Go through the listing below and gather every line with the word "RCTText".

Dataset excerpt:
________________________________________

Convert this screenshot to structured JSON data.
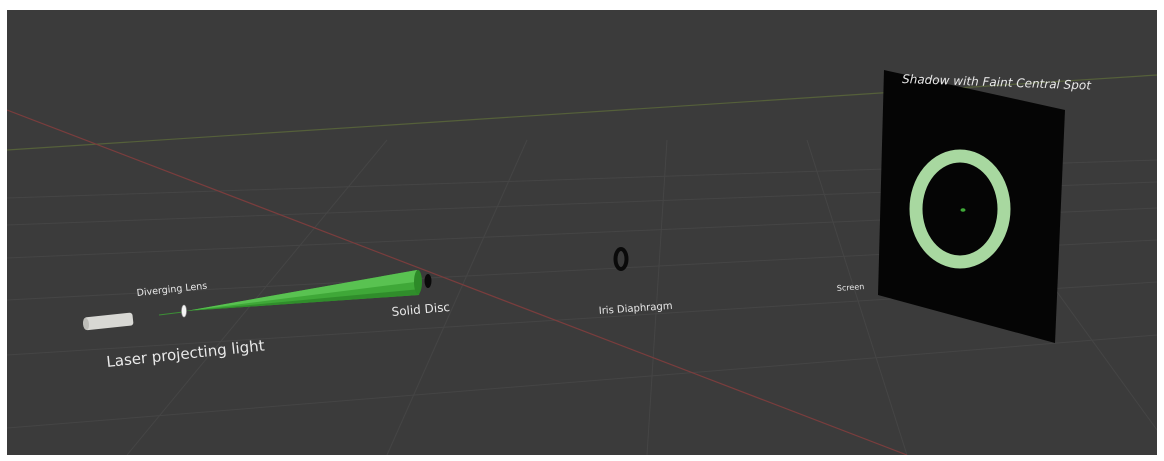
{
  "scene": {
    "labels": {
      "diverging_lens": "Diverging Lens",
      "laser": "Laser projecting light",
      "solid_disc": "Solid Disc",
      "iris_diaphragm": "Iris Diaphragm",
      "screen": "Screen",
      "shadow": "Shadow with Faint Central Spot"
    },
    "colors": {
      "background": "#3b3b3b",
      "grid": "#454545",
      "x_axis": "#7a3d3d",
      "y_axis": "#55603a",
      "beam": "#3fa838",
      "ring": "#a8d8a0",
      "screen": "#050505",
      "label": "#e9e9e9"
    }
  }
}
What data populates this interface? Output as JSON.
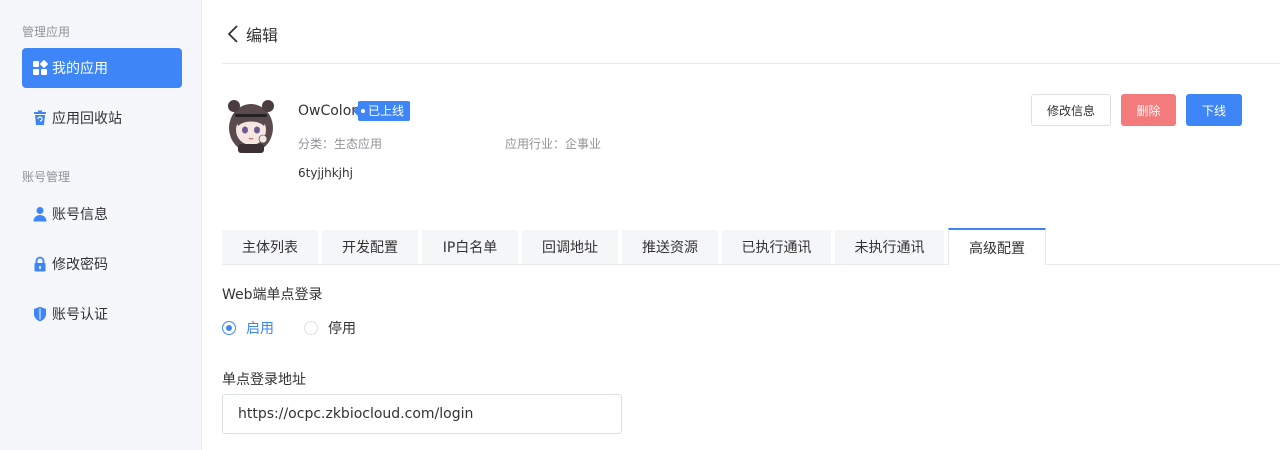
{
  "sidebar": {
    "groups": [
      "管理应用",
      "账号管理"
    ],
    "items": [
      {
        "label": "我的应用",
        "icon": "grid-icon"
      },
      {
        "label": "应用回收站",
        "icon": "recycle-bin-icon"
      },
      {
        "label": "账号信息",
        "icon": "user-icon"
      },
      {
        "label": "修改密码",
        "icon": "lock-icon"
      },
      {
        "label": "账号认证",
        "icon": "shield-icon"
      }
    ]
  },
  "header": {
    "back_label": "编辑"
  },
  "app": {
    "name": "OwColor",
    "status": "已上线",
    "category": "分类：生态应用",
    "industry": "应用行业：企事业",
    "id": "6tyjjhkjhj"
  },
  "actions": {
    "edit": "修改信息",
    "delete": "删除",
    "offline": "下线"
  },
  "tabs": [
    "主体列表",
    "开发配置",
    "IP白名单",
    "回调地址",
    "推送资源",
    "已执行通讯",
    "未执行通讯",
    "高级配置"
  ],
  "sso": {
    "label": "Web端单点登录",
    "options": [
      "启用",
      "停用"
    ],
    "selected": "启用",
    "url_label": "单点登录地址",
    "url_value": "https://ocpc.zkbiocloud.com/login"
  },
  "colors": {
    "accent": "#3e86f7",
    "danger": "#f47b7b"
  }
}
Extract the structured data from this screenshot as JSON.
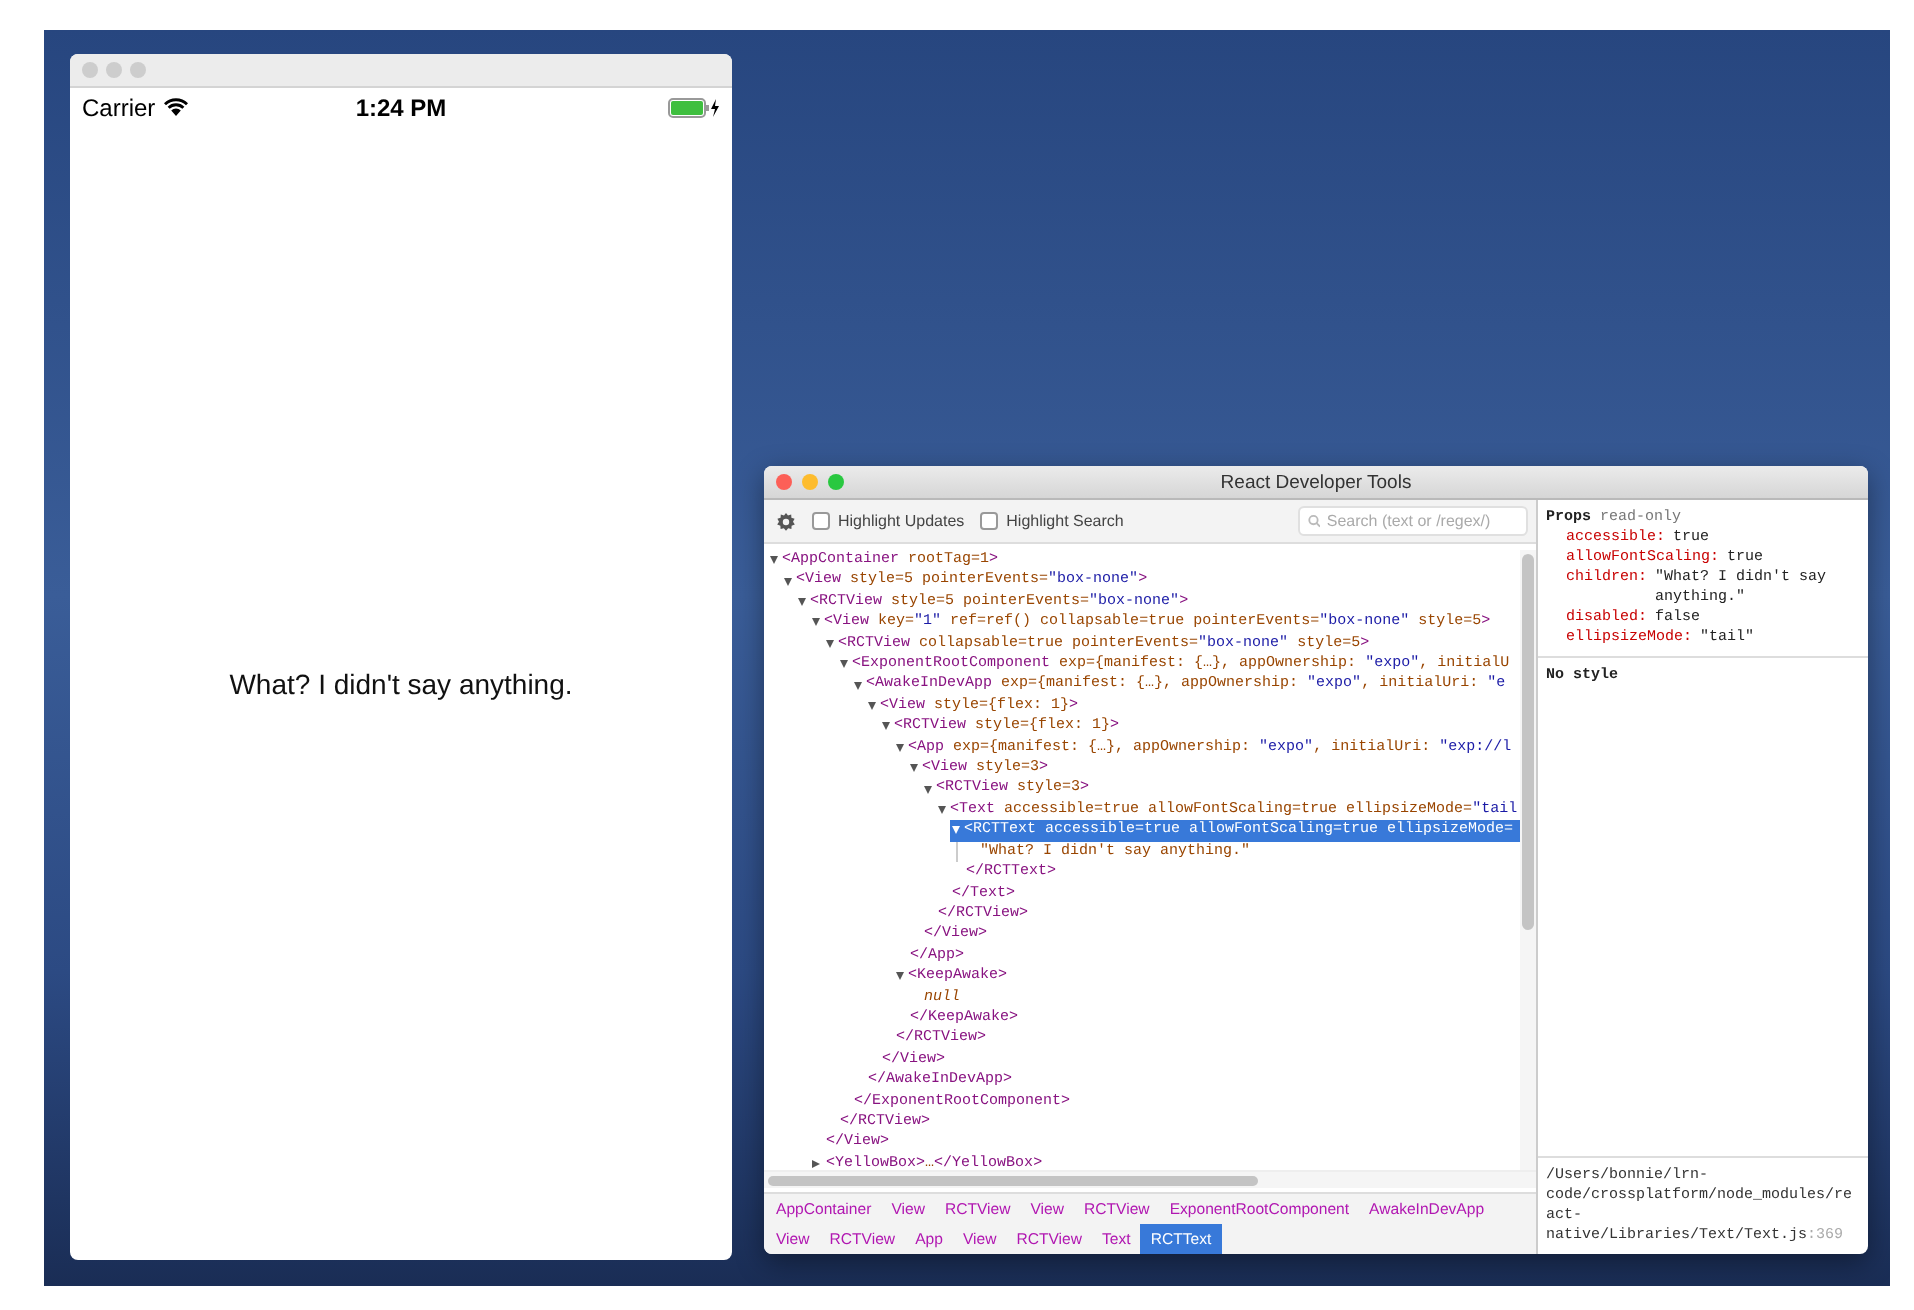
{
  "simulator": {
    "status_bar": {
      "carrier": "Carrier",
      "time": "1:24 PM"
    },
    "content_text": "What? I didn't say anything."
  },
  "devtools": {
    "window": {
      "title": "React Developer Tools"
    },
    "toolbar": {
      "checkboxes": [
        {
          "label": "Highlight Updates",
          "checked": false
        },
        {
          "label": "Highlight Search",
          "checked": false
        }
      ],
      "search": {
        "placeholder": "Search (text or /regex/)"
      }
    },
    "tree": [
      {
        "kind": "element",
        "open": "<AppContainer rootTag=1>",
        "expanded": true,
        "selected": false,
        "children": [
          {
            "kind": "element",
            "open": "<View style=5 pointerEvents=\"box-none\">",
            "expanded": true,
            "selected": false,
            "children": [
              {
                "kind": "element",
                "open": "<RCTView style=5 pointerEvents=\"box-none\">",
                "expanded": true,
                "selected": false,
                "children": [
                  {
                    "kind": "element",
                    "open": "<View key=\"1\" ref=ref() collapsable=true pointerEvents=\"box-none\" style=5>",
                    "expanded": true,
                    "selected": false,
                    "close": "</View>",
                    "children": [
                      {
                        "kind": "element",
                        "open": "<RCTView collapsable=true pointerEvents=\"box-none\" style=5>",
                        "expanded": true,
                        "selected": false,
                        "close": "</RCTView>",
                        "children": [
                          {
                            "kind": "element",
                            "open": "<ExponentRootComponent exp={manifest: {…}, appOwnership: \"expo\", initialU",
                            "expanded": true,
                            "selected": false,
                            "close": "</ExponentRootComponent>",
                            "children": [
                              {
                                "kind": "element",
                                "open": "<AwakeInDevApp exp={manifest: {…}, appOwnership: \"expo\", initialUri: \"e",
                                "expanded": true,
                                "selected": false,
                                "close": "</AwakeInDevApp>",
                                "children": [
                                  {
                                    "kind": "element",
                                    "open": "<View style={flex: 1}>",
                                    "expanded": true,
                                    "selected": false,
                                    "close": "</View>",
                                    "children": [
                                      {
                                        "kind": "element",
                                        "open": "<RCTView style={flex: 1}>",
                                        "expanded": true,
                                        "selected": false,
                                        "close": "</RCTView>",
                                        "children": [
                                          {
                                            "kind": "element",
                                            "open": "<App exp={manifest: {…}, appOwnership: \"expo\", initialUri: \"exp://l",
                                            "expanded": true,
                                            "selected": false,
                                            "close": "</App>",
                                            "children": [
                                              {
                                                "kind": "element",
                                                "open": "<View style=3>",
                                                "expanded": true,
                                                "selected": false,
                                                "close": "</View>",
                                                "children": [
                                                  {
                                                    "kind": "element",
                                                    "open": "<RCTView style=3>",
                                                    "expanded": true,
                                                    "selected": false,
                                                    "close": "</RCTView>",
                                                    "children": [
                                                      {
                                                        "kind": "element",
                                                        "open": "<Text accessible=true allowFontScaling=true ellipsizeMode=\"tail",
                                                        "expanded": true,
                                                        "selected": false,
                                                        "close": "</Text>",
                                                        "children": [
                                                          {
                                                            "kind": "element",
                                                            "open": "<RCTText accessible=true allowFontScaling=true ellipsizeMode=",
                                                            "expanded": true,
                                                            "selected": true,
                                                            "close": "</RCTText>",
                                                            "children": [
                                                              {
                                                                "kind": "text",
                                                                "text": "\"What? I didn't say anything.\""
                                                              }
                                                            ]
                                                          }
                                                        ]
                                                      }
                                                    ]
                                                  }
                                                ]
                                              }
                                            ]
                                          },
                                          {
                                            "kind": "element",
                                            "open": "<KeepAwake>",
                                            "expanded": true,
                                            "selected": false,
                                            "close": "</KeepAwake>",
                                            "children": [
                                              {
                                                "kind": "null",
                                                "text": "null"
                                              }
                                            ]
                                          }
                                        ]
                                      }
                                    ]
                                  }
                                ]
                              }
                            ]
                          }
                        ]
                      }
                    ]
                  },
                  {
                    "kind": "element",
                    "open": "<YellowBox>…</YellowBox>",
                    "expanded": false,
                    "selected": false
                  }
                ]
              }
            ]
          }
        ]
      }
    ],
    "breadcrumbs": [
      {
        "label": "AppContainer",
        "selected": false
      },
      {
        "label": "View",
        "selected": false
      },
      {
        "label": "RCTView",
        "selected": false
      },
      {
        "label": "View",
        "selected": false
      },
      {
        "label": "RCTView",
        "selected": false
      },
      {
        "label": "ExponentRootComponent",
        "selected": false
      },
      {
        "label": "AwakeInDevApp",
        "selected": false
      },
      {
        "label": "View",
        "selected": false
      },
      {
        "label": "RCTView",
        "selected": false
      },
      {
        "label": "App",
        "selected": false
      },
      {
        "label": "View",
        "selected": false
      },
      {
        "label": "RCTView",
        "selected": false
      },
      {
        "label": "Text",
        "selected": false
      },
      {
        "label": "RCTText",
        "selected": true
      }
    ],
    "props_panel": {
      "heading": "Props",
      "note": "read-only",
      "props": [
        {
          "name": "accessible:",
          "value": "true"
        },
        {
          "name": "allowFontScaling:",
          "value": "true"
        },
        {
          "name": "children:",
          "value": "\"What? I didn't say anything.\""
        },
        {
          "name": "disabled:",
          "value": "false"
        },
        {
          "name": "ellipsizeMode:",
          "value": "\"tail\""
        }
      ],
      "style_note": "No style",
      "source": {
        "path": "/Users/bonnie/lrn-code/crossplatform/node_modules/react-native/Libraries/Text/Text.js",
        "line": ":369"
      }
    }
  }
}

________________________________________

RESPONSE TO THE EXERCISE:
                                                            "open": "<RCTText accessible=true allowFontScaling=true ellipsizeMode=",
                                                            "close": "</RCTText>",
        "label": "RCTText",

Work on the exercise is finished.